:: INPUT ROWS

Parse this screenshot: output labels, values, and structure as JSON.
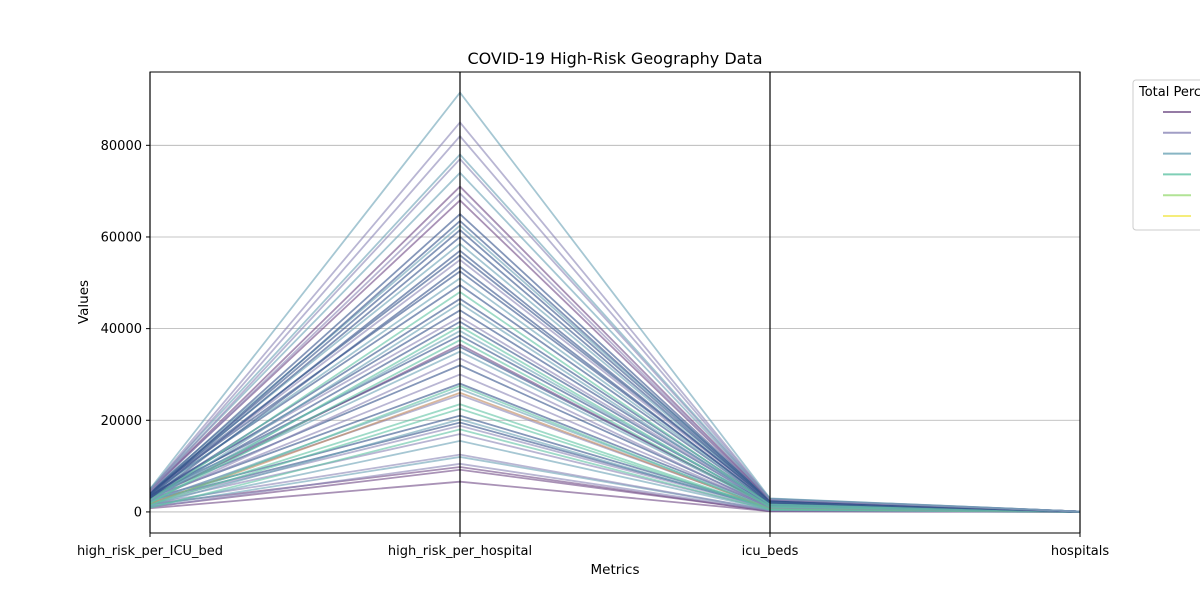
{
  "chart_data": {
    "type": "parallel_coordinates",
    "title": "COVID-19 High-Risk Geography Data",
    "xlabel": "Metrics",
    "ylabel": "Values",
    "ylim": [
      -4600,
      96000
    ],
    "yticks": [
      0,
      20000,
      40000,
      60000,
      80000
    ],
    "yticklabels": [
      "0",
      "20000",
      "40000",
      "60000",
      "80000"
    ],
    "dimensions": [
      "high_risk_per_ICU_bed",
      "high_risk_per_hospital",
      "icu_beds",
      "hospitals"
    ],
    "grid": true,
    "legend": {
      "title": "Total Perc",
      "placement": "outside-top-right",
      "colors": [
        "#7b5a8f",
        "#8a86b6",
        "#6aa2b5",
        "#5fc3a4",
        "#9ddc7a",
        "#f2e85a"
      ]
    },
    "series": [
      {
        "color": "#6f4a86",
        "values": [
          800,
          6600,
          150,
          10
        ]
      },
      {
        "color": "#6f4a86",
        "values": [
          1100,
          9200,
          220,
          12
        ]
      },
      {
        "color": "#6f4a86",
        "values": [
          1700,
          9800,
          160,
          14
        ]
      },
      {
        "color": "#8a86b6",
        "values": [
          1000,
          10500,
          300,
          15
        ]
      },
      {
        "color": "#6aa2b5",
        "values": [
          1300,
          12000,
          400,
          18
        ]
      },
      {
        "color": "#8a86b6",
        "values": [
          1900,
          12500,
          350,
          20
        ]
      },
      {
        "color": "#6aa2b5",
        "values": [
          1200,
          15500,
          500,
          22
        ]
      },
      {
        "color": "#8a86b6",
        "values": [
          2000,
          17000,
          600,
          25
        ]
      },
      {
        "color": "#5fc3a4",
        "values": [
          900,
          18000,
          450,
          20
        ]
      },
      {
        "color": "#8a86b6",
        "values": [
          2300,
          18800,
          800,
          30
        ]
      },
      {
        "color": "#34528a",
        "values": [
          2600,
          19500,
          900,
          30
        ]
      },
      {
        "color": "#6aa2b5",
        "values": [
          1400,
          20200,
          700,
          28
        ]
      },
      {
        "color": "#34528a",
        "values": [
          3000,
          21000,
          1000,
          35
        ]
      },
      {
        "color": "#5fc3a4",
        "values": [
          1600,
          22500,
          650,
          26
        ]
      },
      {
        "color": "#5fc3a4",
        "values": [
          2100,
          23500,
          720,
          32
        ]
      },
      {
        "color": "#8a86b6",
        "values": [
          2500,
          25500,
          900,
          40
        ]
      },
      {
        "color": "#c0875a",
        "values": [
          1800,
          26000,
          800,
          35
        ]
      },
      {
        "color": "#6aa2b5",
        "values": [
          2200,
          26800,
          950,
          38
        ]
      },
      {
        "color": "#5fc3a4",
        "values": [
          1500,
          27500,
          700,
          30
        ]
      },
      {
        "color": "#34528a",
        "values": [
          3200,
          28000,
          1200,
          45
        ]
      },
      {
        "color": "#8a86b6",
        "values": [
          2800,
          30000,
          1100,
          42
        ]
      },
      {
        "color": "#34528a",
        "values": [
          3500,
          32000,
          1300,
          50
        ]
      },
      {
        "color": "#8a86b6",
        "values": [
          2400,
          33500,
          1000,
          40
        ]
      },
      {
        "color": "#6aa2b5",
        "values": [
          3300,
          35000,
          1400,
          55
        ]
      },
      {
        "color": "#34528a",
        "values": [
          3700,
          36000,
          1500,
          58
        ]
      },
      {
        "color": "#6f4a86",
        "values": [
          2900,
          36500,
          1350,
          52
        ]
      },
      {
        "color": "#5fc3a4",
        "values": [
          2000,
          37500,
          1100,
          45
        ]
      },
      {
        "color": "#34528a",
        "values": [
          3900,
          38500,
          1600,
          60
        ]
      },
      {
        "color": "#6aa2b5",
        "values": [
          2700,
          39500,
          1450,
          55
        ]
      },
      {
        "color": "#5fc3a4",
        "values": [
          1900,
          40500,
          1200,
          48
        ]
      },
      {
        "color": "#34528a",
        "values": [
          3100,
          41500,
          1700,
          62
        ]
      },
      {
        "color": "#8a86b6",
        "values": [
          4100,
          42500,
          1800,
          65
        ]
      },
      {
        "color": "#34528a",
        "values": [
          3600,
          44000,
          1900,
          68
        ]
      },
      {
        "color": "#6aa2b5",
        "values": [
          2300,
          45500,
          1550,
          60
        ]
      },
      {
        "color": "#34528a",
        "values": [
          3400,
          46500,
          2000,
          70
        ]
      },
      {
        "color": "#5fc3a4",
        "values": [
          2600,
          48000,
          1650,
          64
        ]
      },
      {
        "color": "#34528a",
        "values": [
          4200,
          49500,
          2100,
          72
        ]
      },
      {
        "color": "#6aa2b5",
        "values": [
          3800,
          51000,
          2200,
          75
        ]
      },
      {
        "color": "#34528a",
        "values": [
          4400,
          52500,
          2300,
          78
        ]
      },
      {
        "color": "#34528a",
        "values": [
          3000,
          53500,
          2050,
          74
        ]
      },
      {
        "color": "#8a86b6",
        "values": [
          4000,
          55000,
          2400,
          80
        ]
      },
      {
        "color": "#34528a",
        "values": [
          4300,
          56000,
          2500,
          82
        ]
      },
      {
        "color": "#34528a",
        "values": [
          3500,
          57000,
          2350,
          78
        ]
      },
      {
        "color": "#6aa2b5",
        "values": [
          4500,
          58500,
          2600,
          85
        ]
      },
      {
        "color": "#34528a",
        "values": [
          3900,
          60000,
          2450,
          80
        ]
      },
      {
        "color": "#34528a",
        "values": [
          4100,
          61500,
          2550,
          84
        ]
      },
      {
        "color": "#6aa2b5",
        "values": [
          4600,
          62500,
          2700,
          88
        ]
      },
      {
        "color": "#34528a",
        "values": [
          3700,
          63500,
          2500,
          82
        ]
      },
      {
        "color": "#34528a",
        "values": [
          4200,
          65000,
          2650,
          86
        ]
      },
      {
        "color": "#6f4a86",
        "values": [
          4800,
          68000,
          2750,
          90
        ]
      },
      {
        "color": "#8a86b6",
        "values": [
          4500,
          69500,
          2700,
          88
        ]
      },
      {
        "color": "#6f4a86",
        "values": [
          4700,
          71000,
          2800,
          92
        ]
      },
      {
        "color": "#6aa2b5",
        "values": [
          4900,
          74000,
          2850,
          94
        ]
      },
      {
        "color": "#8a86b6",
        "values": [
          4400,
          77000,
          2750,
          90
        ]
      },
      {
        "color": "#6aa2b5",
        "values": [
          5000,
          78000,
          2900,
          95
        ]
      },
      {
        "color": "#8a86b6",
        "values": [
          4600,
          82000,
          2800,
          92
        ]
      },
      {
        "color": "#8a86b6",
        "values": [
          4800,
          85000,
          2850,
          94
        ]
      },
      {
        "color": "#6aa2b5",
        "values": [
          5000,
          91500,
          2950,
          96
        ]
      }
    ]
  }
}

::::

> [GOAL] Leave out the pictures and output every record above precisely as given.

> [RESULT FOR THIS EXERCISE]
Parse this screenshot: output labels, values, and structure as JSON.
{
  "chart_data": {
    "type": "parallel_coordinates",
    "title": "COVID-19 High-Risk Geography Data",
    "xlabel": "Metrics",
    "ylabel": "Values",
    "ylim": [
      -4600,
      96000
    ],
    "yticks": [
      0,
      20000,
      40000,
      60000,
      80000
    ],
    "yticklabels": [
      "0",
      "20000",
      "40000",
      "60000",
      "80000"
    ],
    "dimensions": [
      "high_risk_per_ICU_bed",
      "high_risk_per_hospital",
      "icu_beds",
      "hospitals"
    ],
    "grid": true,
    "legend": {
      "title": "Total Perc",
      "placement": "outside-top-right",
      "colors": [
        "#7b5a8f",
        "#8a86b6",
        "#6aa2b5",
        "#5fc3a4",
        "#9ddc7a",
        "#f2e85a"
      ]
    },
    "series": [
      {
        "color": "#6f4a86",
        "values": [
          800,
          6600,
          150,
          10
        ]
      },
      {
        "color": "#6f4a86",
        "values": [
          1100,
          9200,
          220,
          12
        ]
      },
      {
        "color": "#6f4a86",
        "values": [
          1700,
          9800,
          160,
          14
        ]
      },
      {
        "color": "#8a86b6",
        "values": [
          1000,
          10500,
          300,
          15
        ]
      },
      {
        "color": "#6aa2b5",
        "values": [
          1300,
          12000,
          400,
          18
        ]
      },
      {
        "color": "#8a86b6",
        "values": [
          1900,
          12500,
          350,
          20
        ]
      },
      {
        "color": "#6aa2b5",
        "values": [
          1200,
          15500,
          500,
          22
        ]
      },
      {
        "color": "#8a86b6",
        "values": [
          2000,
          17000,
          600,
          25
        ]
      },
      {
        "color": "#5fc3a4",
        "values": [
          900,
          18000,
          450,
          20
        ]
      },
      {
        "color": "#8a86b6",
        "values": [
          2300,
          18800,
          800,
          30
        ]
      },
      {
        "color": "#34528a",
        "values": [
          2600,
          19500,
          900,
          30
        ]
      },
      {
        "color": "#6aa2b5",
        "values": [
          1400,
          20200,
          700,
          28
        ]
      },
      {
        "color": "#34528a",
        "values": [
          3000,
          21000,
          1000,
          35
        ]
      },
      {
        "color": "#5fc3a4",
        "values": [
          1600,
          22500,
          650,
          26
        ]
      },
      {
        "color": "#5fc3a4",
        "values": [
          2100,
          23500,
          720,
          32
        ]
      },
      {
        "color": "#8a86b6",
        "values": [
          2500,
          25500,
          900,
          40
        ]
      },
      {
        "color": "#c0875a",
        "values": [
          1800,
          26000,
          800,
          35
        ]
      },
      {
        "color": "#6aa2b5",
        "values": [
          2200,
          26800,
          950,
          38
        ]
      },
      {
        "color": "#5fc3a4",
        "values": [
          1500,
          27500,
          700,
          30
        ]
      },
      {
        "color": "#34528a",
        "values": [
          3200,
          28000,
          1200,
          45
        ]
      },
      {
        "color": "#8a86b6",
        "values": [
          2800,
          30000,
          1100,
          42
        ]
      },
      {
        "color": "#34528a",
        "values": [
          3500,
          32000,
          1300,
          50
        ]
      },
      {
        "color": "#8a86b6",
        "values": [
          2400,
          33500,
          1000,
          40
        ]
      },
      {
        "color": "#6aa2b5",
        "values": [
          3300,
          35000,
          1400,
          55
        ]
      },
      {
        "color": "#34528a",
        "values": [
          3700,
          36000,
          1500,
          58
        ]
      },
      {
        "color": "#6f4a86",
        "values": [
          2900,
          36500,
          1350,
          52
        ]
      },
      {
        "color": "#5fc3a4",
        "values": [
          2000,
          37500,
          1100,
          45
        ]
      },
      {
        "color": "#34528a",
        "values": [
          3900,
          38500,
          1600,
          60
        ]
      },
      {
        "color": "#6aa2b5",
        "values": [
          2700,
          39500,
          1450,
          55
        ]
      },
      {
        "color": "#5fc3a4",
        "values": [
          1900,
          40500,
          1200,
          48
        ]
      },
      {
        "color": "#34528a",
        "values": [
          3100,
          41500,
          1700,
          62
        ]
      },
      {
        "color": "#8a86b6",
        "values": [
          4100,
          42500,
          1800,
          65
        ]
      },
      {
        "color": "#34528a",
        "values": [
          3600,
          44000,
          1900,
          68
        ]
      },
      {
        "color": "#6aa2b5",
        "values": [
          2300,
          45500,
          1550,
          60
        ]
      },
      {
        "color": "#34528a",
        "values": [
          3400,
          46500,
          2000,
          70
        ]
      },
      {
        "color": "#5fc3a4",
        "values": [
          2600,
          48000,
          1650,
          64
        ]
      },
      {
        "color": "#34528a",
        "values": [
          4200,
          49500,
          2100,
          72
        ]
      },
      {
        "color": "#6aa2b5",
        "values": [
          3800,
          51000,
          2200,
          75
        ]
      },
      {
        "color": "#34528a",
        "values": [
          4400,
          52500,
          2300,
          78
        ]
      },
      {
        "color": "#34528a",
        "values": [
          3000,
          53500,
          2050,
          74
        ]
      },
      {
        "color": "#8a86b6",
        "values": [
          4000,
          55000,
          2400,
          80
        ]
      },
      {
        "color": "#34528a",
        "values": [
          4300,
          56000,
          2500,
          82
        ]
      },
      {
        "color": "#34528a",
        "values": [
          3500,
          57000,
          2350,
          78
        ]
      },
      {
        "color": "#6aa2b5",
        "values": [
          4500,
          58500,
          2600,
          85
        ]
      },
      {
        "color": "#34528a",
        "values": [
          3900,
          60000,
          2450,
          80
        ]
      },
      {
        "color": "#34528a",
        "values": [
          4100,
          61500,
          2550,
          84
        ]
      },
      {
        "color": "#6aa2b5",
        "values": [
          4600,
          62500,
          2700,
          88
        ]
      },
      {
        "color": "#34528a",
        "values": [
          3700,
          63500,
          2500,
          82
        ]
      },
      {
        "color": "#34528a",
        "values": [
          4200,
          65000,
          2650,
          86
        ]
      },
      {
        "color": "#6f4a86",
        "values": [
          4800,
          68000,
          2750,
          90
        ]
      },
      {
        "color": "#8a86b6",
        "values": [
          4500,
          69500,
          2700,
          88
        ]
      },
      {
        "color": "#6f4a86",
        "values": [
          4700,
          71000,
          2800,
          92
        ]
      },
      {
        "color": "#6aa2b5",
        "values": [
          4900,
          74000,
          2850,
          94
        ]
      },
      {
        "color": "#8a86b6",
        "values": [
          4400,
          77000,
          2750,
          90
        ]
      },
      {
        "color": "#6aa2b5",
        "values": [
          5000,
          78000,
          2900,
          95
        ]
      },
      {
        "color": "#8a86b6",
        "values": [
          4600,
          82000,
          2800,
          92
        ]
      },
      {
        "color": "#8a86b6",
        "values": [
          4800,
          85000,
          2850,
          94
        ]
      },
      {
        "color": "#6aa2b5",
        "values": [
          5000,
          91500,
          2950,
          96
        ]
      }
    ]
  }
}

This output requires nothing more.